* Set exercise: In the listing below, how many lines contain the word "Mettre"? Please respond with the number only.
* BEGIN Given data *
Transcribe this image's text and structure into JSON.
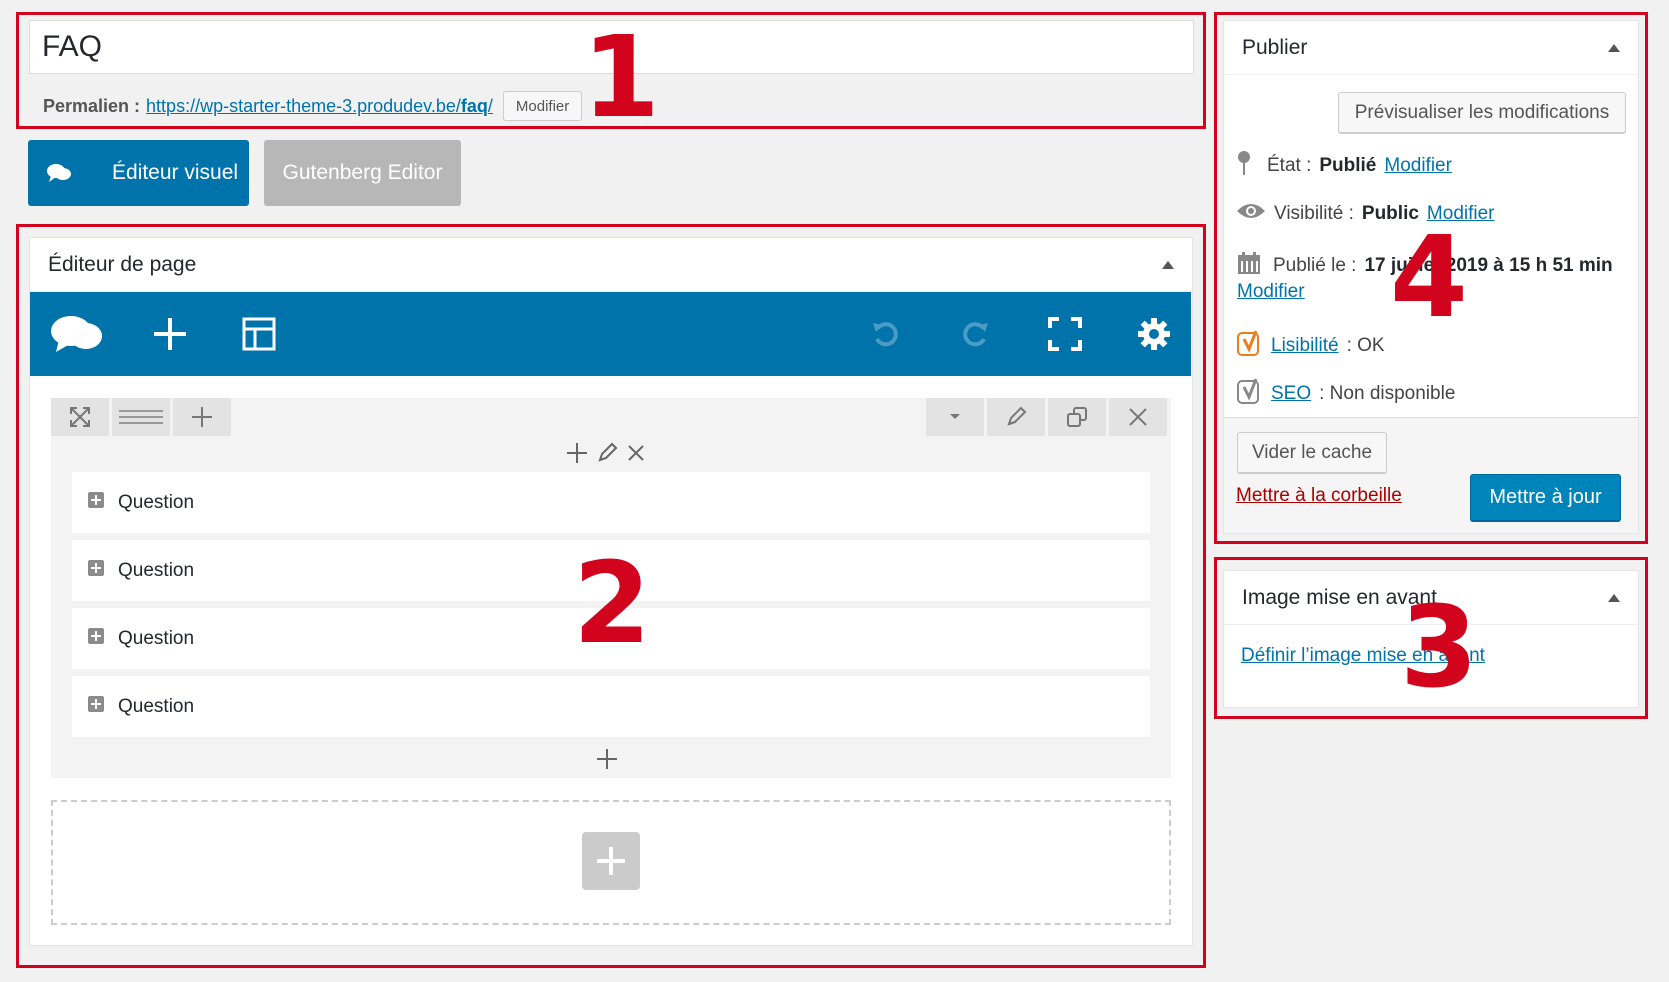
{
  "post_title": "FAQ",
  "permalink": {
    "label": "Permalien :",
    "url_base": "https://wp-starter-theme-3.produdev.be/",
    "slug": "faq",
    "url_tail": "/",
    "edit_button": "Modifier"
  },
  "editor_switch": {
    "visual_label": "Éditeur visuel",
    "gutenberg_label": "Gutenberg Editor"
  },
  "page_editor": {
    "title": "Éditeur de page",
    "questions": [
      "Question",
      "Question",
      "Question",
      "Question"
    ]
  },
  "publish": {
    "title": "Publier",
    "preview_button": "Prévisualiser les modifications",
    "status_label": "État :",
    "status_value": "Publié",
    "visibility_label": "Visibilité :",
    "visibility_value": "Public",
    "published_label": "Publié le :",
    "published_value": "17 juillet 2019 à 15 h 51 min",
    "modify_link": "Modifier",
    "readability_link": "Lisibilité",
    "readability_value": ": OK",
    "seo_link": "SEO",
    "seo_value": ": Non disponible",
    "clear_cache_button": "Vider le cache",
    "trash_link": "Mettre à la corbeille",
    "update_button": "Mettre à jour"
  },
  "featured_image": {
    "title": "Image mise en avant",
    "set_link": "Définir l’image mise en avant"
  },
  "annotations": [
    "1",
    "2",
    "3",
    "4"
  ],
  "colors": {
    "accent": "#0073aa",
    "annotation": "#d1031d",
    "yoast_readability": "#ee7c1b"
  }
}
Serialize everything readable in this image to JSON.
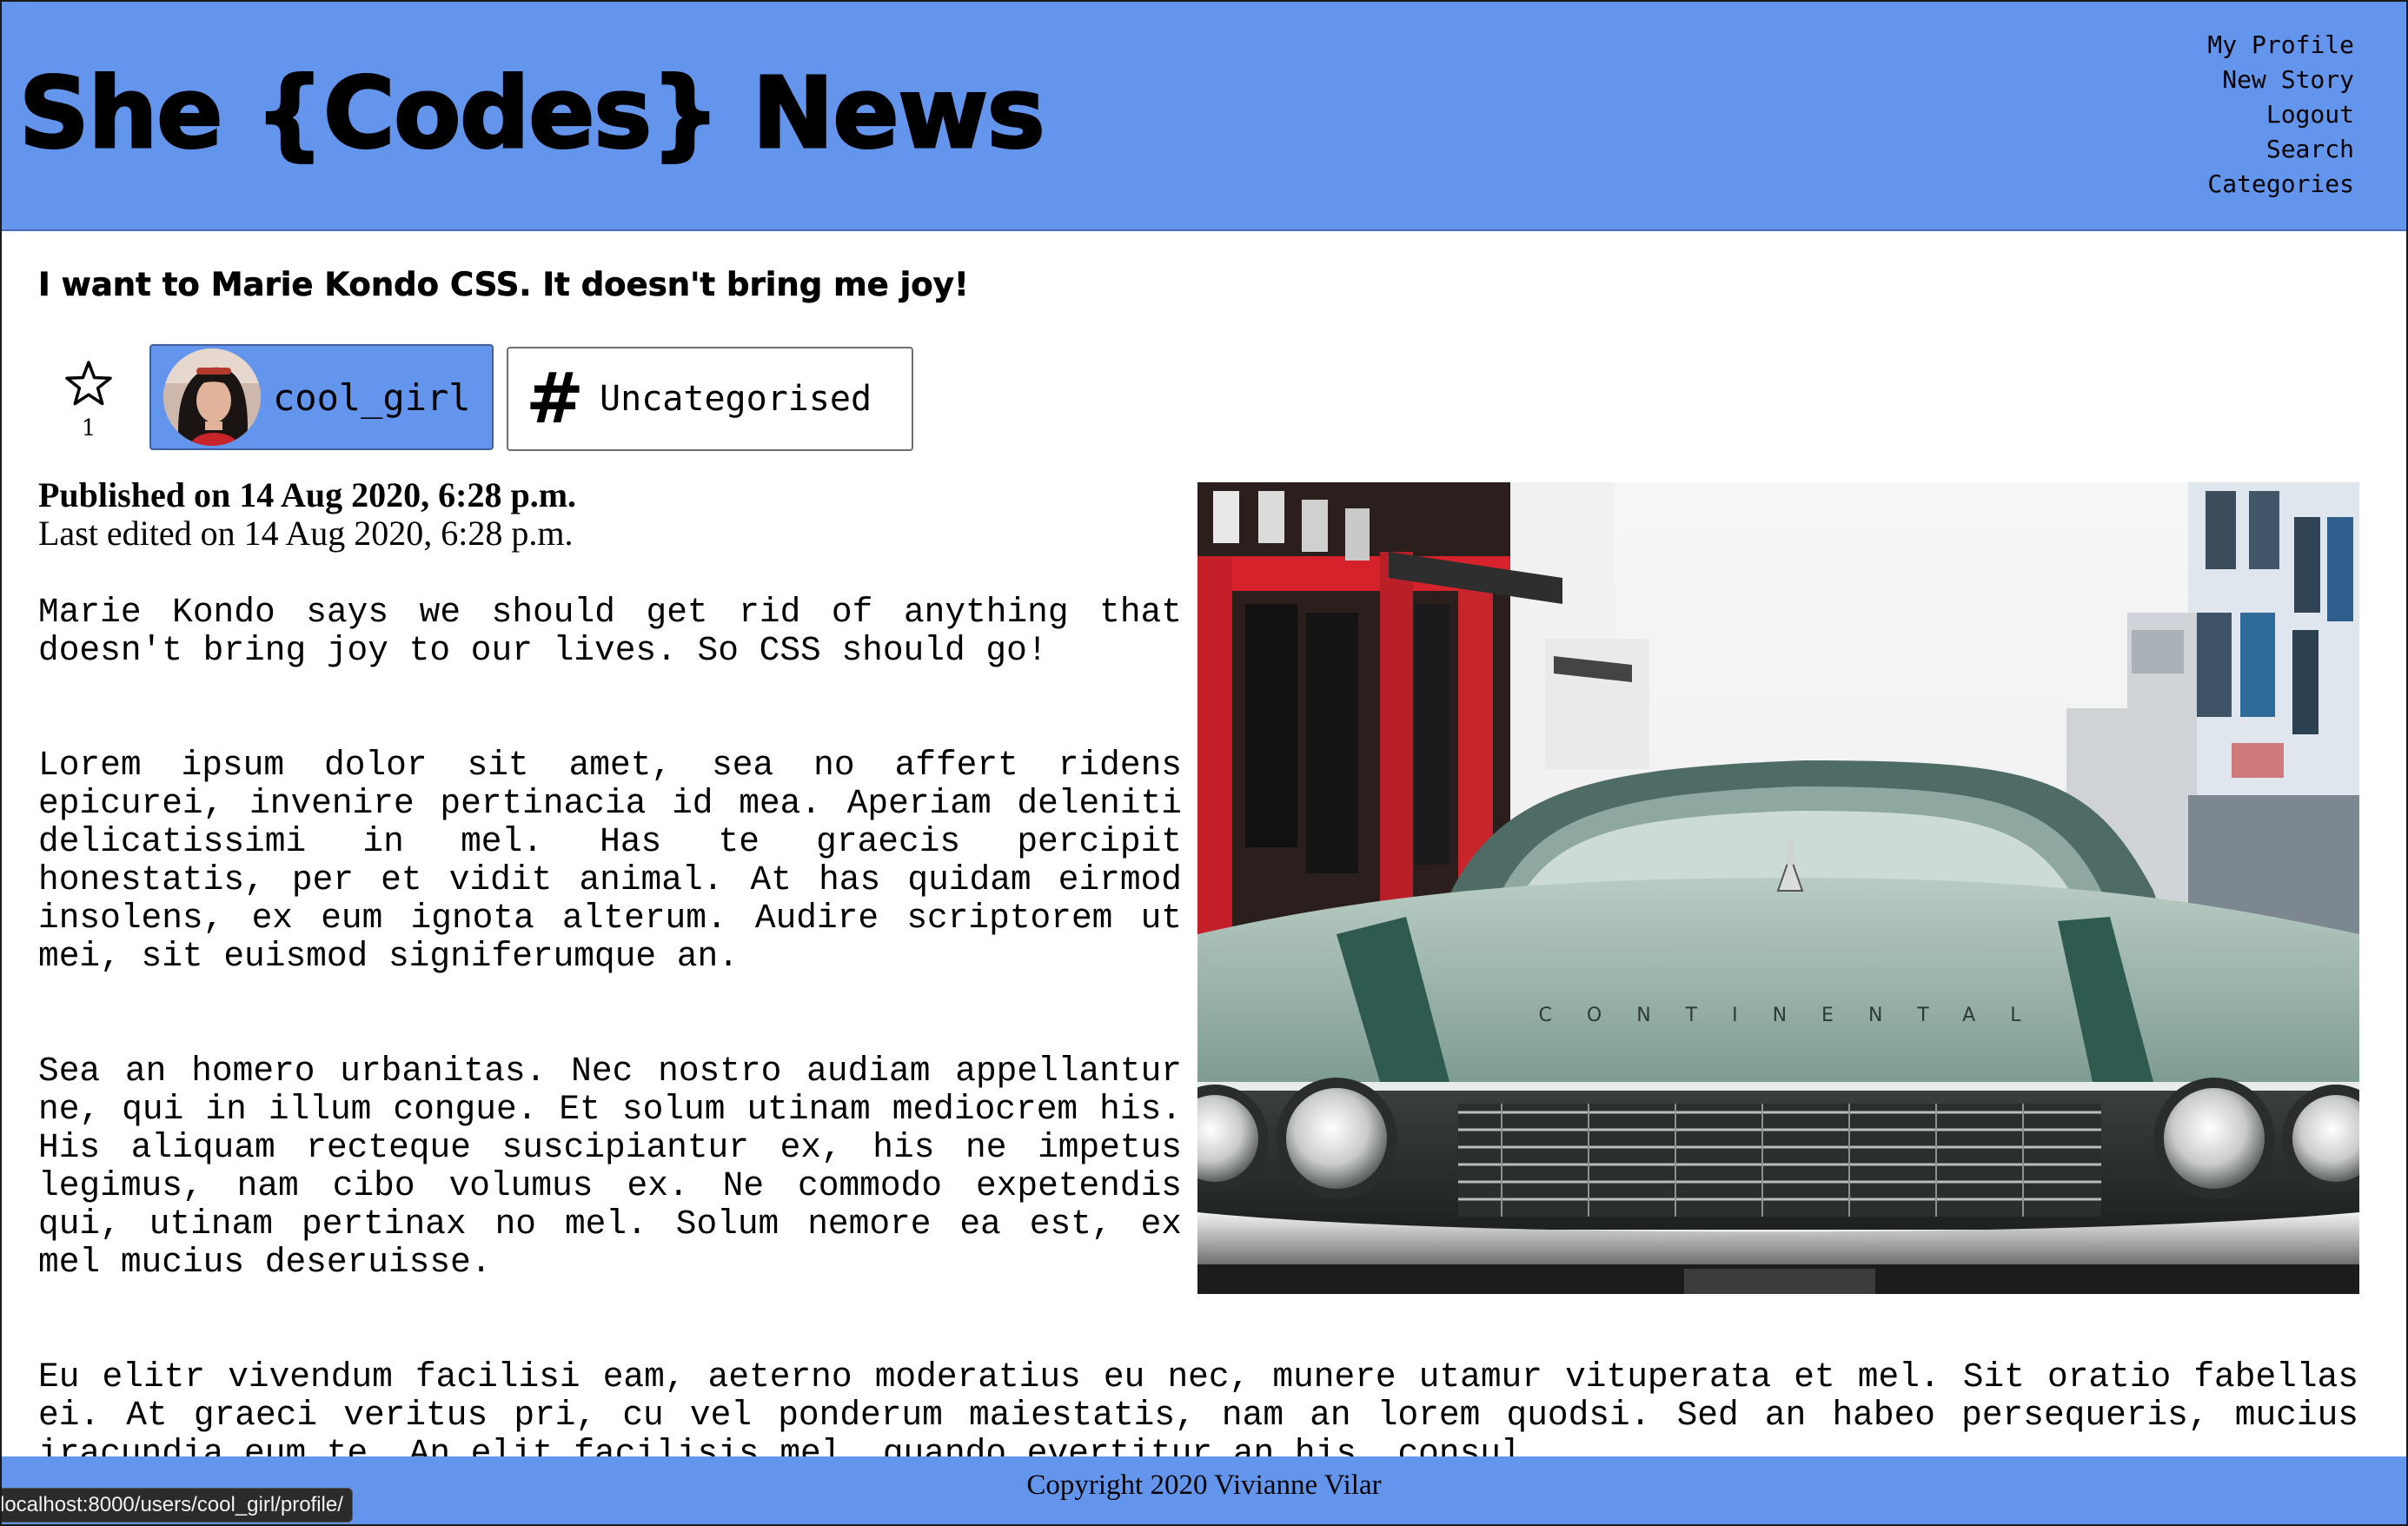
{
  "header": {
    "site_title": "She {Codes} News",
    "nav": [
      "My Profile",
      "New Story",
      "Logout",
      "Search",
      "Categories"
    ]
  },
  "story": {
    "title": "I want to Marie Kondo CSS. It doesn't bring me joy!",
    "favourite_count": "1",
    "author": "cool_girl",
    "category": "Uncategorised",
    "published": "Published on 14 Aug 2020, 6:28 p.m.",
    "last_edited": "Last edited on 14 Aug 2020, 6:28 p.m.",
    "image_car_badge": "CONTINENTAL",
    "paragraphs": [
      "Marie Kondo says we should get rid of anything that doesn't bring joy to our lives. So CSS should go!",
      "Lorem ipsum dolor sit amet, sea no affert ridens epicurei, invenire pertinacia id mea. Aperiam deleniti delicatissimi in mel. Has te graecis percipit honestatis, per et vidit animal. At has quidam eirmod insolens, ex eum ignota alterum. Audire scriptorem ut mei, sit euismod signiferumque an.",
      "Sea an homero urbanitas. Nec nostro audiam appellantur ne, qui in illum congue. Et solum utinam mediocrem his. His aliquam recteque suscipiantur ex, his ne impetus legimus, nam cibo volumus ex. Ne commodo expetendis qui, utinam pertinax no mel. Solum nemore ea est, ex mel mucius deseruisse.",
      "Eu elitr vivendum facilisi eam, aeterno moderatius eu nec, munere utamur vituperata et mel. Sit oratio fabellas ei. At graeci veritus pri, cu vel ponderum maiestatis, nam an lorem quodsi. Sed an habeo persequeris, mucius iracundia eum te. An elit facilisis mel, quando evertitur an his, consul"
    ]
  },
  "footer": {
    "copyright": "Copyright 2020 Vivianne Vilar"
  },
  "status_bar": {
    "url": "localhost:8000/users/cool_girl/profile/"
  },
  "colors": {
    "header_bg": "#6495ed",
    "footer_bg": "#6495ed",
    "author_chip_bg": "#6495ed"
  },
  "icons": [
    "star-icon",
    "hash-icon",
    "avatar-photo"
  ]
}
* END Given data *
* Solution for this exercise: 2